▸ Work instructions:
No images are to be carried over; print all other material exactly as it stands.

▸ Data for processing:

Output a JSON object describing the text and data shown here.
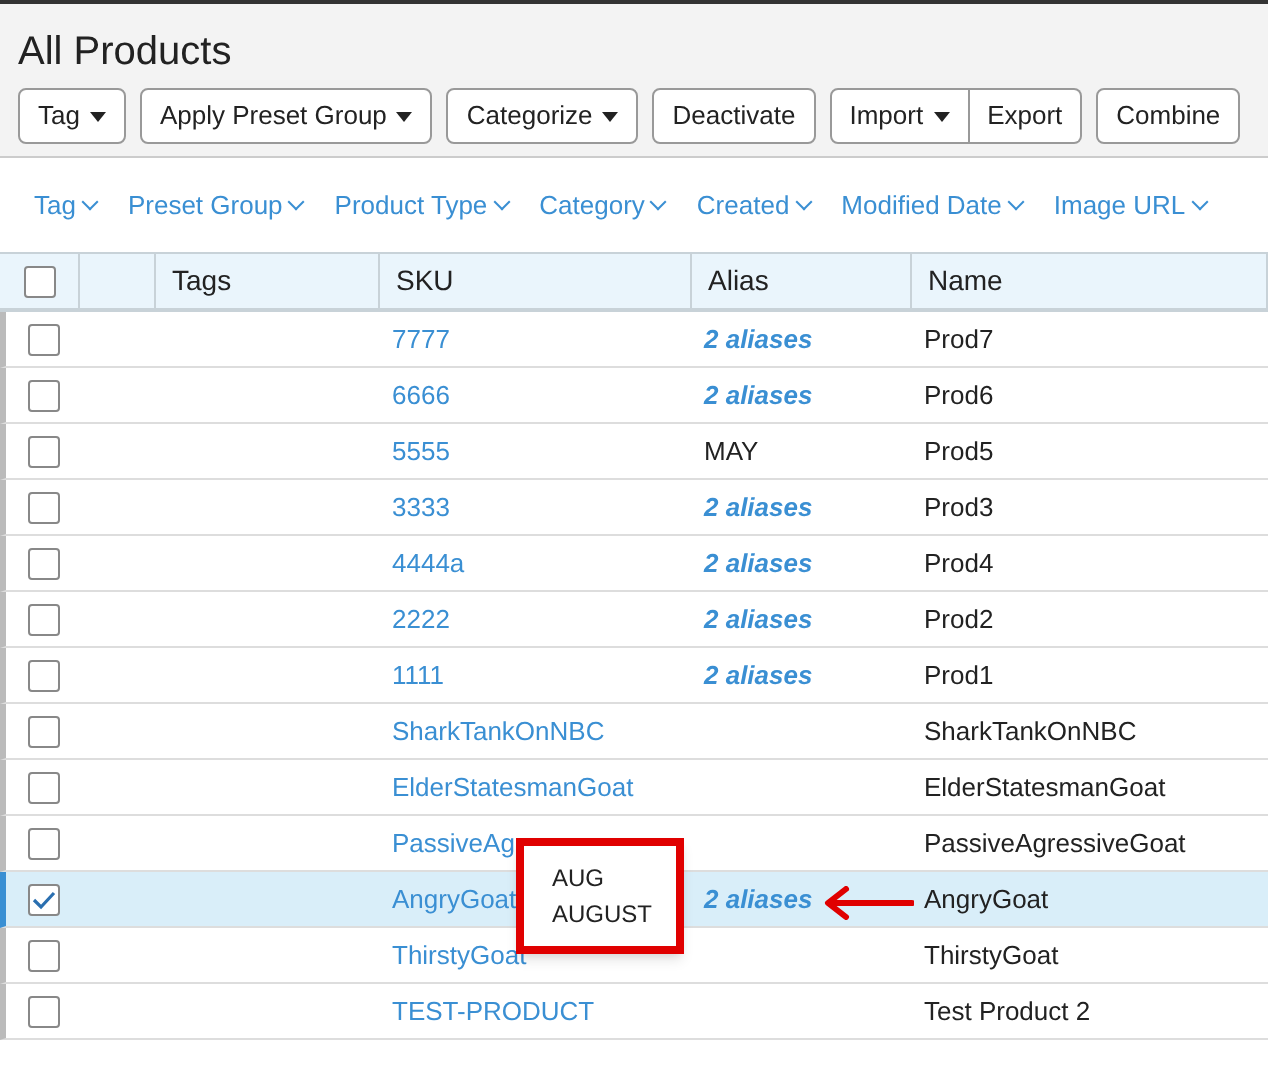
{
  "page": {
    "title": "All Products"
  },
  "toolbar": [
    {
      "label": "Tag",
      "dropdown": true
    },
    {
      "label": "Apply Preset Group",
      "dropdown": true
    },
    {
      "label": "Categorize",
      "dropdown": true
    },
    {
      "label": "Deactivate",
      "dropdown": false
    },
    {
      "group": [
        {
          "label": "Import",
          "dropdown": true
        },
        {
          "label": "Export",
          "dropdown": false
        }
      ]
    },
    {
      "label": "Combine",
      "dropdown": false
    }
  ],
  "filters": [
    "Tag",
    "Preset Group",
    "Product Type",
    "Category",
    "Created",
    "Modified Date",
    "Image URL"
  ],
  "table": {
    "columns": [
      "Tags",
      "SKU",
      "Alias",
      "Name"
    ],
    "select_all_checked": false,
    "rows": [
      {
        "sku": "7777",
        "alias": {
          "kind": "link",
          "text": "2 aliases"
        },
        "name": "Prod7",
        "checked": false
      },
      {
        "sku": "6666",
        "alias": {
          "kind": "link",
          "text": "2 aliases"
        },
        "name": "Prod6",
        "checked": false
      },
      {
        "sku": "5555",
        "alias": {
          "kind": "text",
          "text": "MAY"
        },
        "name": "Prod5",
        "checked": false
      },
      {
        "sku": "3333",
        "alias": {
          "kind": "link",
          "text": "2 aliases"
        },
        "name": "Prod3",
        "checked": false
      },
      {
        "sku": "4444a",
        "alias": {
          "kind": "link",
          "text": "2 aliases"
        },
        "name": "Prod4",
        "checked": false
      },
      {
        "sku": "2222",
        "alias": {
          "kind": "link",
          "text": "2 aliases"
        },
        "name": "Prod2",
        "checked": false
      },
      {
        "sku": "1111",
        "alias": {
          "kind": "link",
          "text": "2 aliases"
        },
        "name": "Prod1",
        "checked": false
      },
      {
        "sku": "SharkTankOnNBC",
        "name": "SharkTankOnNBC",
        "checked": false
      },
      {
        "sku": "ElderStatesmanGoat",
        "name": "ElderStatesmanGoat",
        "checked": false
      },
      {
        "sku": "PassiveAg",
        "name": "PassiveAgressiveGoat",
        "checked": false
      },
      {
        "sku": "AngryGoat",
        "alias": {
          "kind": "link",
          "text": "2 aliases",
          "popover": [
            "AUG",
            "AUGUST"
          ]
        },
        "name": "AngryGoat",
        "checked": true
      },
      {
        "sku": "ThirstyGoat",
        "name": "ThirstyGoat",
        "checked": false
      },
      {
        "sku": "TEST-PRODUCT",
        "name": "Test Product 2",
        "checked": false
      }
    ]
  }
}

▸ Response to the exercise:
Output a JSON object describing the text and data shown here.
{
  "page": {
    "title": "All Products"
  },
  "toolbar": [
    {
      "label": "Tag",
      "dropdown": true
    },
    {
      "label": "Apply Preset Group",
      "dropdown": true
    },
    {
      "label": "Categorize",
      "dropdown": true
    },
    {
      "label": "Deactivate",
      "dropdown": false
    },
    {
      "group": [
        {
          "label": "Import",
          "dropdown": true
        },
        {
          "label": "Export",
          "dropdown": false
        }
      ]
    },
    {
      "label": "Combine",
      "dropdown": false
    }
  ],
  "filters": [
    "Tag",
    "Preset Group",
    "Product Type",
    "Category",
    "Created",
    "Modified Date",
    "Image URL"
  ],
  "table": {
    "columns": [
      "Tags",
      "SKU",
      "Alias",
      "Name"
    ],
    "select_all_checked": false,
    "rows": [
      {
        "sku": "7777",
        "alias": {
          "kind": "link",
          "text": "2 aliases"
        },
        "name": "Prod7",
        "checked": false
      },
      {
        "sku": "6666",
        "alias": {
          "kind": "link",
          "text": "2 aliases"
        },
        "name": "Prod6",
        "checked": false
      },
      {
        "sku": "5555",
        "alias": {
          "kind": "text",
          "text": "MAY"
        },
        "name": "Prod5",
        "checked": false
      },
      {
        "sku": "3333",
        "alias": {
          "kind": "link",
          "text": "2 aliases"
        },
        "name": "Prod3",
        "checked": false
      },
      {
        "sku": "4444a",
        "alias": {
          "kind": "link",
          "text": "2 aliases"
        },
        "name": "Prod4",
        "checked": false
      },
      {
        "sku": "2222",
        "alias": {
          "kind": "link",
          "text": "2 aliases"
        },
        "name": "Prod2",
        "checked": false
      },
      {
        "sku": "1111",
        "alias": {
          "kind": "link",
          "text": "2 aliases"
        },
        "name": "Prod1",
        "checked": false
      },
      {
        "sku": "SharkTankOnNBC",
        "name": "SharkTankOnNBC",
        "checked": false
      },
      {
        "sku": "ElderStatesmanGoat",
        "name": "ElderStatesmanGoat",
        "checked": false
      },
      {
        "sku": "PassiveAg",
        "name": "PassiveAgressiveGoat",
        "checked": false
      },
      {
        "sku": "AngryGoat",
        "alias": {
          "kind": "link",
          "text": "2 aliases",
          "popover": [
            "AUG",
            "AUGUST"
          ]
        },
        "name": "AngryGoat",
        "checked": true
      },
      {
        "sku": "ThirstyGoat",
        "name": "ThirstyGoat",
        "checked": false
      },
      {
        "sku": "TEST-PRODUCT",
        "name": "Test Product 2",
        "checked": false
      }
    ]
  }
}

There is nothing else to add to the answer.